Items from a figure collection
⁂

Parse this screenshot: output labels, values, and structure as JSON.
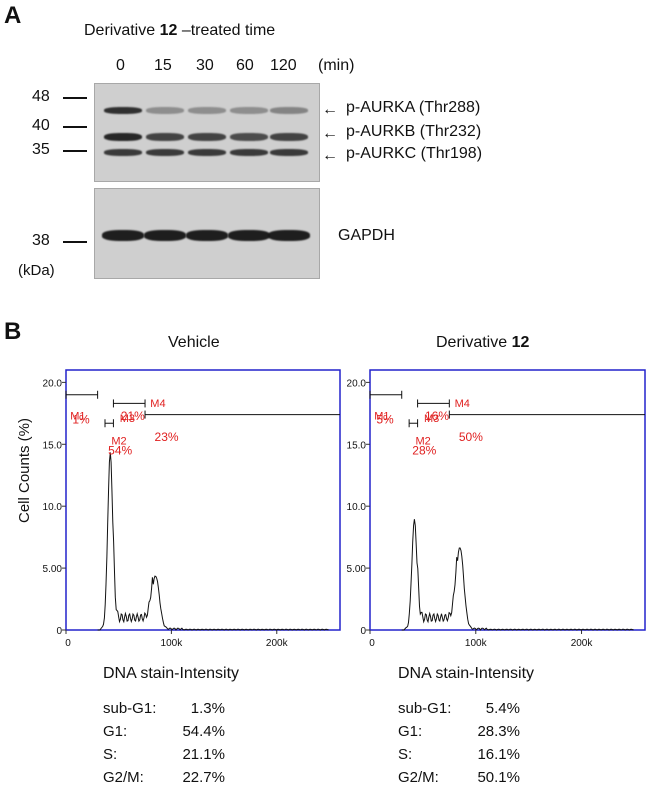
{
  "panelA": {
    "letter": "A",
    "treatment_prefix": "Derivative ",
    "treatment_bold": "12",
    "treatment_suffix": " –treated time",
    "time_points": [
      "0",
      "15",
      "30",
      "60",
      "120"
    ],
    "time_unit": "(min)",
    "mw_markers": [
      "48",
      "40",
      "35",
      "38"
    ],
    "mw_unit": "(kDa)",
    "band_labels": [
      "p-AURKA (Thr288)",
      "p-AURKB (Thr232)",
      "p-AURKC (Thr198)"
    ],
    "loading_label": "GAPDH",
    "band_intensity": {
      "p-AURKA": [
        0.85,
        0.35,
        0.35,
        0.35,
        0.4
      ],
      "p-AURKB": [
        0.9,
        0.75,
        0.75,
        0.7,
        0.75
      ],
      "p-AURKC": [
        0.8,
        0.8,
        0.8,
        0.8,
        0.8
      ],
      "GAPDH": [
        0.95,
        0.95,
        0.95,
        0.95,
        0.95
      ]
    }
  },
  "panelB": {
    "letter": "B",
    "ylabel": "Cell Counts (%)",
    "xlabel": "DNA stain-Intensity",
    "frame_color": "#2222cc",
    "gate_color": "#e02020",
    "yticks": [
      "0",
      "5.00",
      "10.0",
      "15.0",
      "20.0"
    ],
    "xticks": [
      "0",
      "100k",
      "200k"
    ],
    "stat_labels": [
      "sub-G1:",
      "G1:",
      "S:",
      "G2/M:"
    ],
    "plots": [
      {
        "title_prefix": "Vehicle",
        "title_bold": "",
        "gates": [
          {
            "name": "M1",
            "pct": "1%"
          },
          {
            "name": "M2",
            "pct": "54%"
          },
          {
            "name": "M3",
            "pct": "21%"
          },
          {
            "name": "M4",
            "pct": "23%"
          }
        ],
        "stats": [
          "1.3%",
          "54.4%",
          "21.1%",
          "22.7%"
        ],
        "g1_peak": 14.2,
        "g2_peak": 4.3
      },
      {
        "title_prefix": "Derivative ",
        "title_bold": "12",
        "gates": [
          {
            "name": "M1",
            "pct": "5%"
          },
          {
            "name": "M2",
            "pct": "28%"
          },
          {
            "name": "M3",
            "pct": "16%"
          },
          {
            "name": "M4",
            "pct": "50%"
          }
        ],
        "stats": [
          "5.4%",
          "28.3%",
          "16.1%",
          "50.1%"
        ],
        "g1_peak": 8.8,
        "g2_peak": 6.6
      }
    ]
  }
}
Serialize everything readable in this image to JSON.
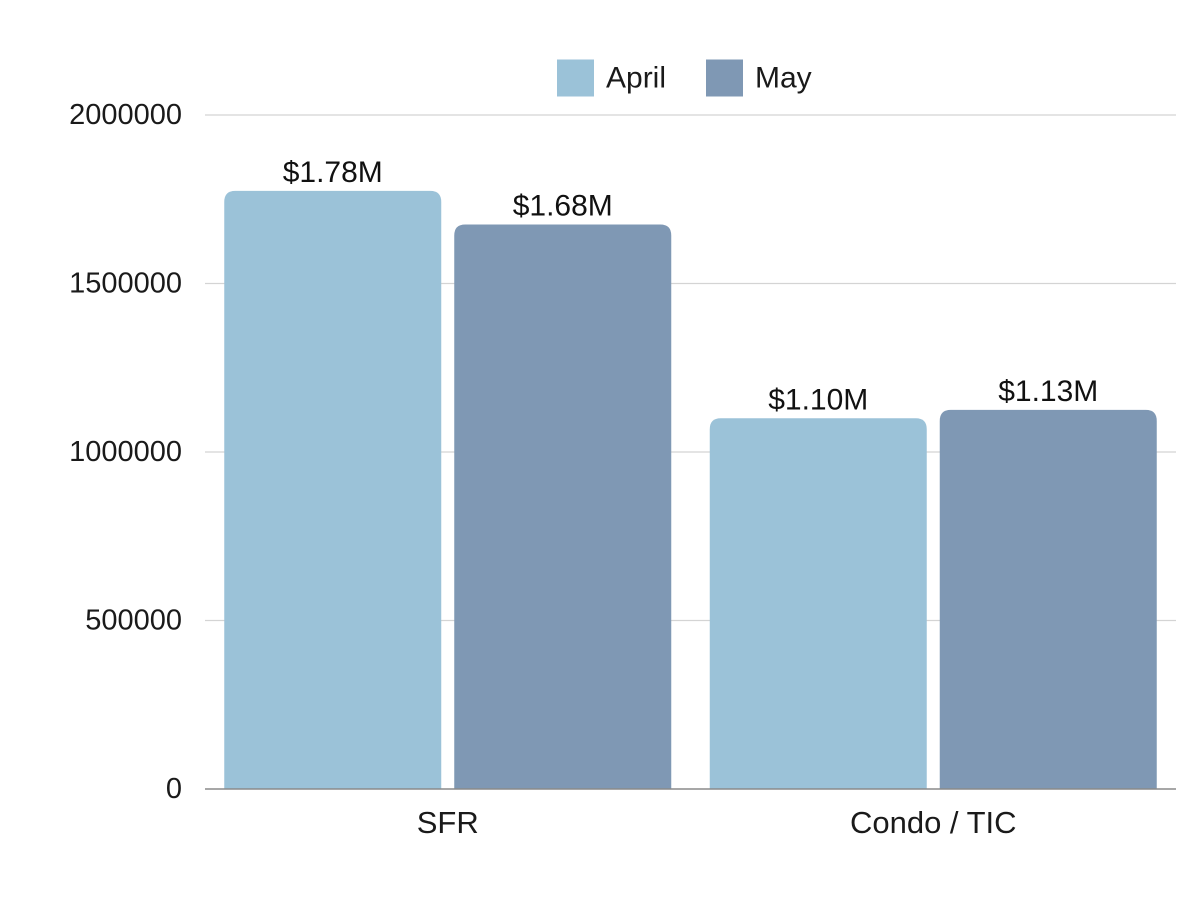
{
  "chart_data": {
    "type": "bar",
    "title": "",
    "xlabel": "",
    "ylabel": "",
    "categories": [
      "SFR",
      "Condo / TIC"
    ],
    "series": [
      {
        "name": "April",
        "color": "#9bc2d8",
        "values": [
          1775000,
          1100000
        ],
        "labels": [
          "$1.78M",
          "$1.10M"
        ]
      },
      {
        "name": "May",
        "color": "#7f98b4",
        "values": [
          1675000,
          1125000
        ],
        "labels": [
          "$1.68M",
          "$1.13M"
        ]
      }
    ],
    "ylim": [
      0,
      2000000
    ],
    "yticks": [
      "0",
      "500000",
      "1000000",
      "1500000",
      "2000000"
    ],
    "grid": true,
    "legend_position": "top-center"
  }
}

⁂

## Your instructions
Return each line of the listing that holds the string "this".

## Exercise output
Parse this screenshot: output labels, values, and structure as JSON.
Serialize everything readable in this image to JSON.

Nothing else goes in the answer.